**Problem details:** Select lines where the word "title" appears.

**Raw records:**
—————

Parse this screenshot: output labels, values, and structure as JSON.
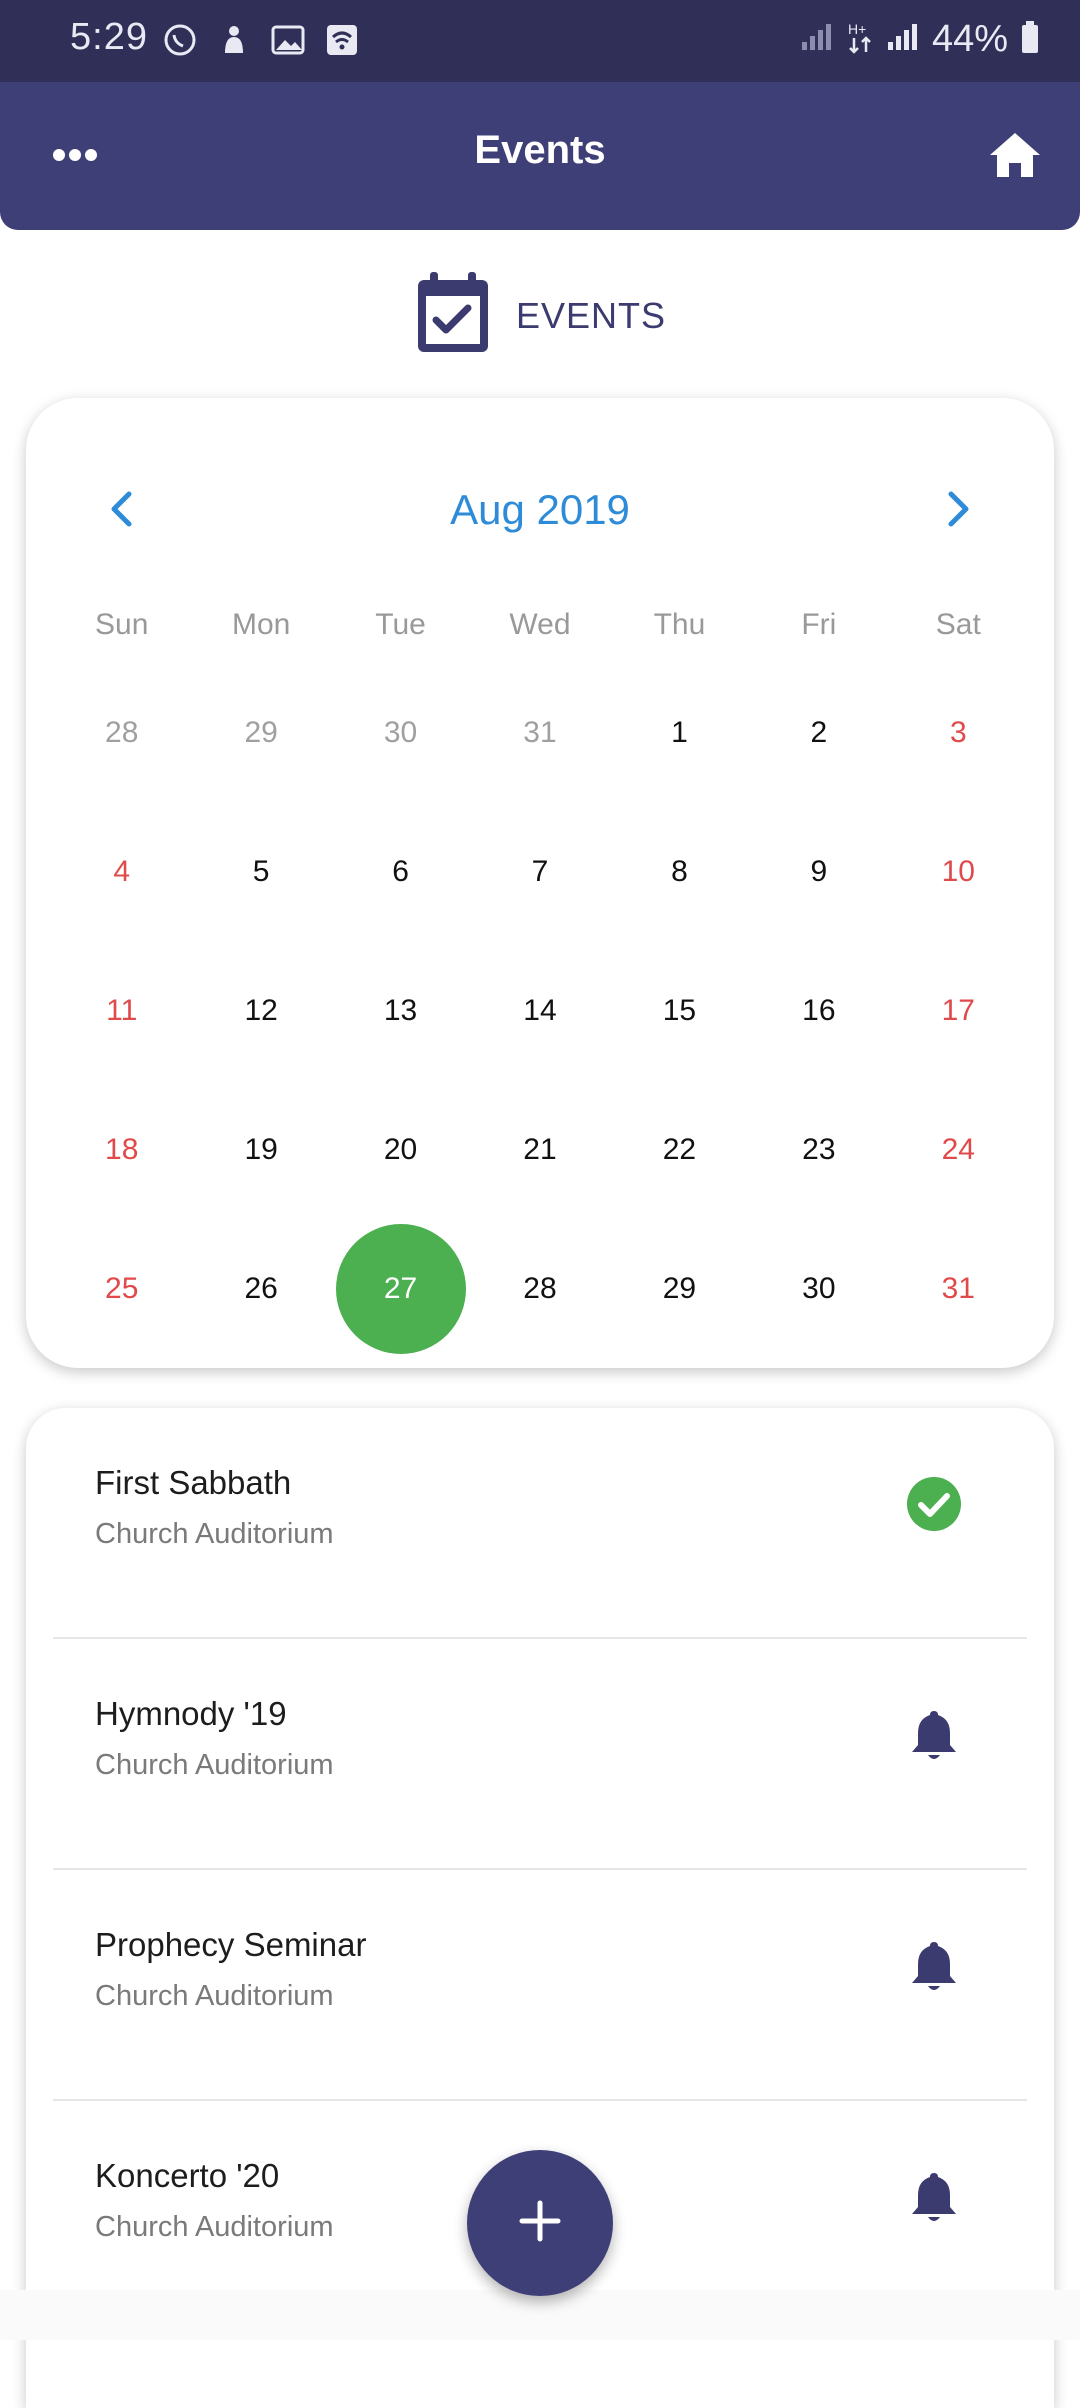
{
  "status_bar": {
    "time": "5:29",
    "battery_text": "44%",
    "icons_left": [
      "whatsapp-icon",
      "notification-icon",
      "image-icon",
      "wifi-icon"
    ],
    "icons_right": [
      "signal-icon",
      "data-transfer-icon",
      "signal-icon",
      "battery-icon"
    ]
  },
  "app_bar": {
    "title": "Events",
    "menu_icon": "more-horizontal-icon",
    "home_icon": "home-icon"
  },
  "section": {
    "label": "EVENTS",
    "icon": "calendar-check-icon"
  },
  "calendar": {
    "month_label": "Aug 2019",
    "weekdays": [
      "Sun",
      "Mon",
      "Tue",
      "Wed",
      "Thu",
      "Fri",
      "Sat"
    ],
    "selected_day": "27",
    "colors": {
      "month": "#2e8bd7",
      "weekend": "#e04a4a",
      "selected": "#4caf50",
      "muted": "#a0a0a0"
    },
    "weeks": [
      [
        {
          "d": "28",
          "t": "muted"
        },
        {
          "d": "29",
          "t": "muted"
        },
        {
          "d": "30",
          "t": "muted"
        },
        {
          "d": "31",
          "t": "muted"
        },
        {
          "d": "1",
          "t": "normal"
        },
        {
          "d": "2",
          "t": "normal"
        },
        {
          "d": "3",
          "t": "weekend"
        }
      ],
      [
        {
          "d": "4",
          "t": "weekend"
        },
        {
          "d": "5",
          "t": "normal"
        },
        {
          "d": "6",
          "t": "normal"
        },
        {
          "d": "7",
          "t": "normal"
        },
        {
          "d": "8",
          "t": "normal"
        },
        {
          "d": "9",
          "t": "normal"
        },
        {
          "d": "10",
          "t": "weekend"
        }
      ],
      [
        {
          "d": "11",
          "t": "weekend"
        },
        {
          "d": "12",
          "t": "normal"
        },
        {
          "d": "13",
          "t": "normal"
        },
        {
          "d": "14",
          "t": "normal"
        },
        {
          "d": "15",
          "t": "normal"
        },
        {
          "d": "16",
          "t": "normal"
        },
        {
          "d": "17",
          "t": "weekend"
        }
      ],
      [
        {
          "d": "18",
          "t": "weekend"
        },
        {
          "d": "19",
          "t": "normal"
        },
        {
          "d": "20",
          "t": "normal"
        },
        {
          "d": "21",
          "t": "normal"
        },
        {
          "d": "22",
          "t": "normal"
        },
        {
          "d": "23",
          "t": "normal"
        },
        {
          "d": "24",
          "t": "weekend"
        }
      ],
      [
        {
          "d": "25",
          "t": "weekend"
        },
        {
          "d": "26",
          "t": "normal"
        },
        {
          "d": "27",
          "t": "selected"
        },
        {
          "d": "28",
          "t": "normal"
        },
        {
          "d": "29",
          "t": "normal"
        },
        {
          "d": "30",
          "t": "normal"
        },
        {
          "d": "31",
          "t": "weekend"
        }
      ]
    ]
  },
  "events": [
    {
      "title": "First Sabbath",
      "location": "Church Auditorium",
      "icon": "check-circle-icon"
    },
    {
      "title": "Hymnody '19",
      "location": "Church Auditorium",
      "icon": "bell-icon"
    },
    {
      "title": "Prophecy Seminar",
      "location": "Church Auditorium",
      "icon": "bell-icon"
    },
    {
      "title": "Koncerto '20",
      "location": "Church Auditorium",
      "icon": "bell-icon"
    }
  ],
  "fab": {
    "icon": "plus-icon"
  }
}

—————

**Exercise result:**
    "title": "Events",
      "title": "First Sabbath",
      "title": "Hymnody '19",
      "title": "Prophecy Seminar",
      "title": "Koncerto '20",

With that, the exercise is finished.